INSTRUCTIONS TO FOLLOW: Output solely the number of lines containing the string "text".
◇ ◇ ◇ ◇
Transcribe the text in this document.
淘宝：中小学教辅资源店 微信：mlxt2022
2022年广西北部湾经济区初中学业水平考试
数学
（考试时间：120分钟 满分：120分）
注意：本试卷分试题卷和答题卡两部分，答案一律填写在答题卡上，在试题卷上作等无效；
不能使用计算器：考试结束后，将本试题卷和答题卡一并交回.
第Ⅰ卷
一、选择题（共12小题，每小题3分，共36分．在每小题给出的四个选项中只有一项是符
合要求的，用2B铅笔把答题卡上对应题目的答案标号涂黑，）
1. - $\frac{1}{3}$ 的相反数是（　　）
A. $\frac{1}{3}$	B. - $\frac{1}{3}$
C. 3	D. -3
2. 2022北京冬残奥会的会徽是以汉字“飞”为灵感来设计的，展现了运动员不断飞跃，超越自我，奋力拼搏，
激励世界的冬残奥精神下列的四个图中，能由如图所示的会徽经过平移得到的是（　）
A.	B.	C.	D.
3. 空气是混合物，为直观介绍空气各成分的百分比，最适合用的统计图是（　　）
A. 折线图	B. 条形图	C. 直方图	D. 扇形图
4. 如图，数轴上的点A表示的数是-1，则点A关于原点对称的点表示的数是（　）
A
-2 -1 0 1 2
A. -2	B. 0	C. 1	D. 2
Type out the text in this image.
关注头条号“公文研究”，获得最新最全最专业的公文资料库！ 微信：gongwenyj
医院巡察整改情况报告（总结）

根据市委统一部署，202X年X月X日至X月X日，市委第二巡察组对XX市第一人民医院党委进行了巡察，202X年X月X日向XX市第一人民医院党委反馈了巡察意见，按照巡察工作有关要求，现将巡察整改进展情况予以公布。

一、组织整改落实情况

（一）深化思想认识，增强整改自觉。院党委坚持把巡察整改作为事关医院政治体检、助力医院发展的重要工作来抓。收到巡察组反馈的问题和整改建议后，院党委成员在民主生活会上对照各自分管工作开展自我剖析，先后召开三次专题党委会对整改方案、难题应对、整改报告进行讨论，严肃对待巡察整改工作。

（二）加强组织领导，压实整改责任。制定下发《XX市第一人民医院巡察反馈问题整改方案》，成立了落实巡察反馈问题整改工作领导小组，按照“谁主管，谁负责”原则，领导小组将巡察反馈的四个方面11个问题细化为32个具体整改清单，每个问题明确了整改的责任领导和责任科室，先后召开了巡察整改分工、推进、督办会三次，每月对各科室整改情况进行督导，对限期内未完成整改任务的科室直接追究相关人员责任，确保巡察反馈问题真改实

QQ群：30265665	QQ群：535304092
◇ ◇ ◇ ◇
EXERCISE SOLUTION: 2